**WRITTEN TASK:** Write out the listing below again, switching every "jury-person-name" to "jury-member-name" and changing nothing else. Leave out the picture.

**PROVIDED RECORDS:**
>>>

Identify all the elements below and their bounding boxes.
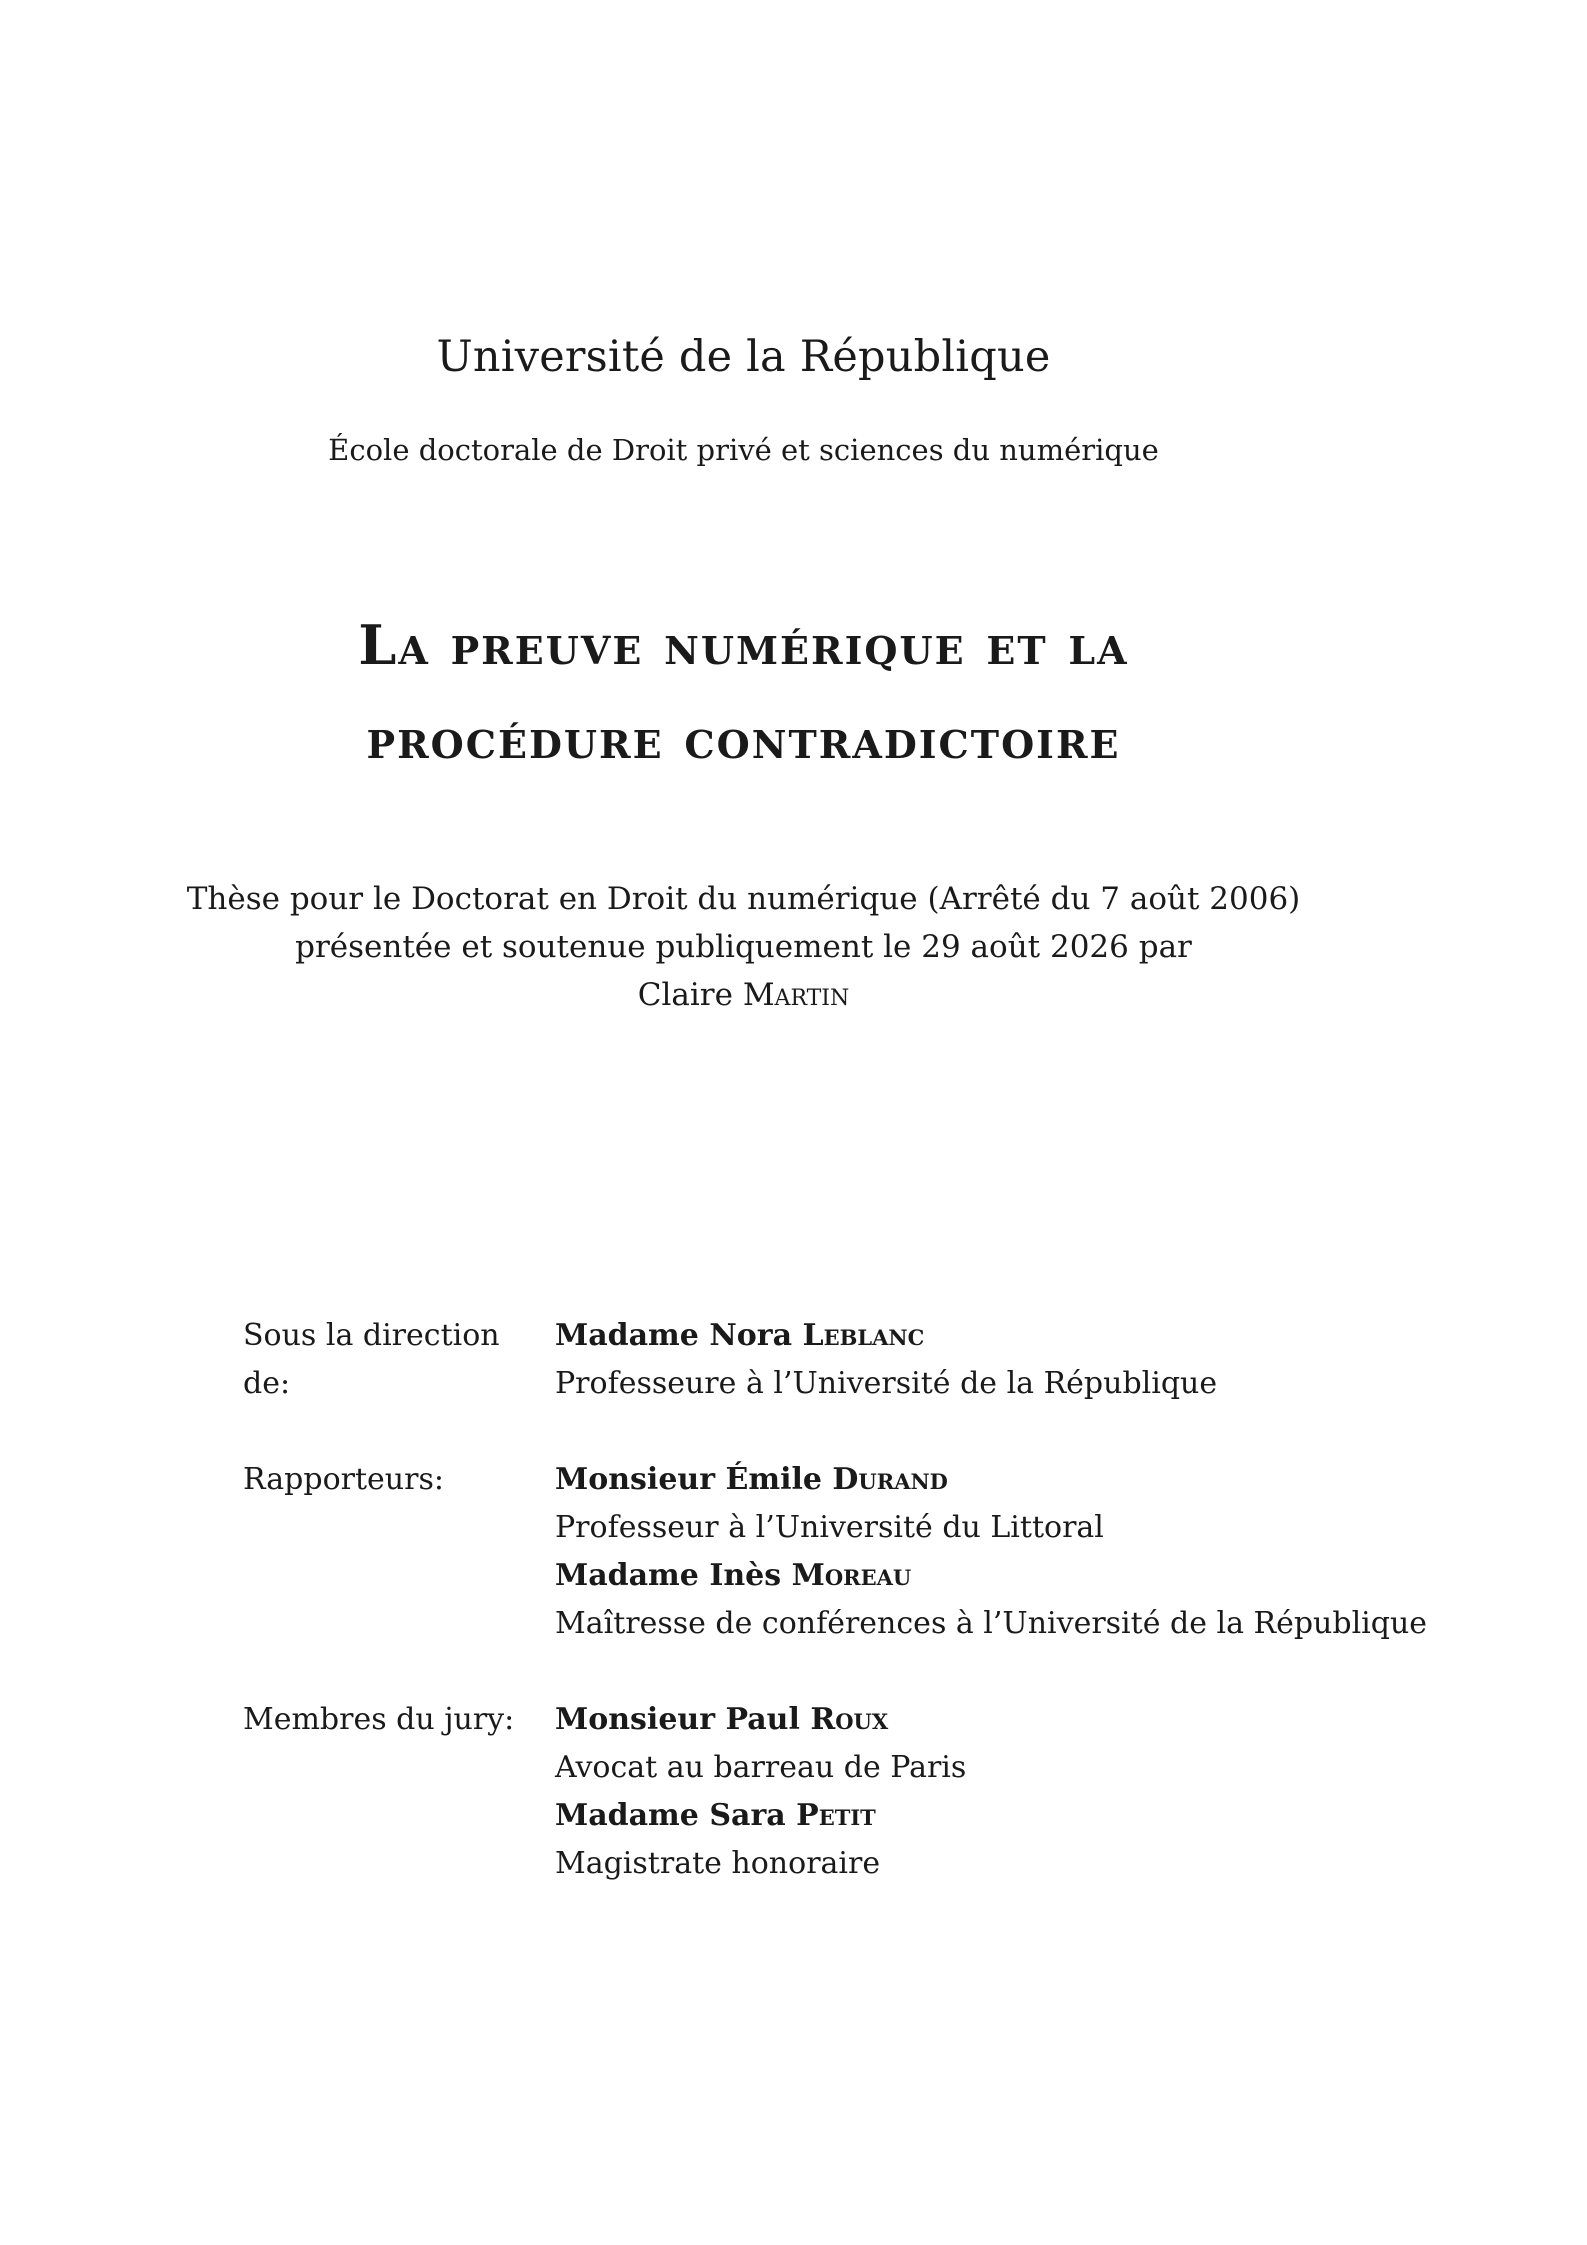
thesis-statement — [0, 875, 1487, 1019]
jury-group-rapporteurs — [243, 1456, 1443, 1648]
author-name — [0, 971, 1487, 1019]
jury-person-name — [555, 1696, 1443, 1744]
thesis-defense-line: présentée et soutenue publiquement le 29 août 2026 par — [295, 929, 1192, 965]
person-first-name: Madame Inès — [555, 1558, 782, 1593]
jury-group-members — [243, 1696, 1443, 1888]
jury-label-direction: Sous la direction de: — [243, 1318, 500, 1401]
jury-person-role: Avocat au barreau de Paris — [555, 1750, 967, 1785]
person-last-name: Durand — [832, 1462, 948, 1497]
jury-people-rapporteurs — [555, 1456, 1443, 1648]
author-last-name: Martin — [742, 977, 850, 1013]
university-name: Université de la République — [436, 332, 1051, 382]
jury-person-name — [555, 1456, 1443, 1504]
thesis-title — [0, 598, 1487, 786]
person-first-name: Madame Nora — [555, 1318, 793, 1353]
thesis-title-line-1: La preuve numérique et la — [358, 613, 1129, 677]
person-first-name: Madame Sara — [555, 1798, 786, 1833]
person-last-name: Petit — [796, 1798, 876, 1833]
person-last-name: Leblanc — [802, 1318, 925, 1353]
jury-people-members — [555, 1696, 1443, 1888]
doctoral-school: École doctorale de Droit privé et sciences du numérique — [328, 433, 1159, 467]
person-last-name: Roux — [810, 1702, 889, 1737]
person-last-name: Moreau — [791, 1558, 912, 1593]
person-first-name: Monsieur Paul — [555, 1702, 800, 1737]
person-first-name: Monsieur Émile — [555, 1462, 822, 1497]
jury-person-name — [555, 1312, 1443, 1360]
jury-people-direction — [555, 1312, 1443, 1408]
jury-person-role: Professeur à l’Université du Littoral — [555, 1510, 1104, 1545]
jury-person-name — [555, 1552, 1443, 1600]
jury-label-rapporteurs: Rapporteurs: — [243, 1462, 444, 1497]
jury-person-name — [555, 1792, 1443, 1840]
jury-person-role: Maîtresse de conférences à l’Université de la République — [555, 1606, 1428, 1641]
jury-person-role: Professeure à l’Université de la République — [555, 1366, 1218, 1401]
jury-person-role: Magistrate honoraire — [555, 1846, 881, 1881]
jury-label-members: Membres du jury: — [243, 1702, 515, 1737]
jury-section — [243, 1312, 1443, 1936]
jury-group-direction — [243, 1312, 1443, 1408]
thesis-degree-line: Thèse pour le Doctorat en Droit du numérique (Arrêté du 7 août 2006) — [186, 881, 1301, 917]
author-first-name: Claire — [637, 977, 733, 1013]
thesis-title-line-2: procédure contradictoire — [366, 707, 1121, 771]
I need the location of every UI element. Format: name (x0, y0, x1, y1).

<<<

**ANSWER TO THE TASK:**
Identify all the elements below and their bounding boxes.
thesis-statement — [0, 875, 1487, 1019]
jury-group-rapporteurs — [243, 1456, 1443, 1648]
author-name — [0, 971, 1487, 1019]
jury-member-name — [555, 1696, 1443, 1744]
thesis-defense-line: présentée et soutenue publiquement le 29 août 2026 par — [295, 929, 1192, 965]
person-first-name: Madame Inès — [555, 1558, 782, 1593]
jury-group-members — [243, 1696, 1443, 1888]
jury-label-direction: Sous la direction de: — [243, 1318, 500, 1401]
jury-person-role: Avocat au barreau de Paris — [555, 1750, 967, 1785]
person-last-name: Durand — [832, 1462, 948, 1497]
jury-people-rapporteurs — [555, 1456, 1443, 1648]
author-last-name: Martin — [742, 977, 850, 1013]
university-name: Université de la République — [436, 332, 1051, 382]
jury-member-name — [555, 1456, 1443, 1504]
thesis-title — [0, 598, 1487, 786]
person-first-name: Madame Nora — [555, 1318, 793, 1353]
thesis-title-line-1: La preuve numérique et la — [358, 613, 1129, 677]
person-first-name: Madame Sara — [555, 1798, 786, 1833]
person-last-name: Petit — [796, 1798, 876, 1833]
person-last-name: Leblanc — [802, 1318, 925, 1353]
jury-people-members — [555, 1696, 1443, 1888]
doctoral-school: École doctorale de Droit privé et sciences du numérique — [328, 433, 1159, 467]
person-last-name: Roux — [810, 1702, 889, 1737]
person-last-name: Moreau — [791, 1558, 912, 1593]
person-first-name: Monsieur Paul — [555, 1702, 800, 1737]
person-first-name: Monsieur Émile — [555, 1462, 822, 1497]
jury-member-name — [555, 1312, 1443, 1360]
jury-people-direction — [555, 1312, 1443, 1408]
jury-person-role: Professeur à l’Université du Littoral — [555, 1510, 1104, 1545]
jury-member-name — [555, 1552, 1443, 1600]
jury-label-rapporteurs: Rapporteurs: — [243, 1462, 444, 1497]
jury-member-name — [555, 1792, 1443, 1840]
jury-person-role: Maîtresse de conférences à l’Université de la République — [555, 1606, 1428, 1641]
jury-person-role: Professeure à l’Université de la République — [555, 1366, 1218, 1401]
jury-person-role: Magistrate honoraire — [555, 1846, 881, 1881]
jury-label-members: Membres du jury: — [243, 1702, 515, 1737]
jury-section — [243, 1312, 1443, 1936]
jury-group-direction — [243, 1312, 1443, 1408]
thesis-degree-line: Thèse pour le Doctorat en Droit du numérique (Arrêté du 7 août 2006) — [186, 881, 1301, 917]
author-first-name: Claire — [637, 977, 733, 1013]
thesis-title-line-2: procédure contradictoire — [366, 707, 1121, 771]
I need the location of every UI element. Format: name (x0, y0, x1, y1).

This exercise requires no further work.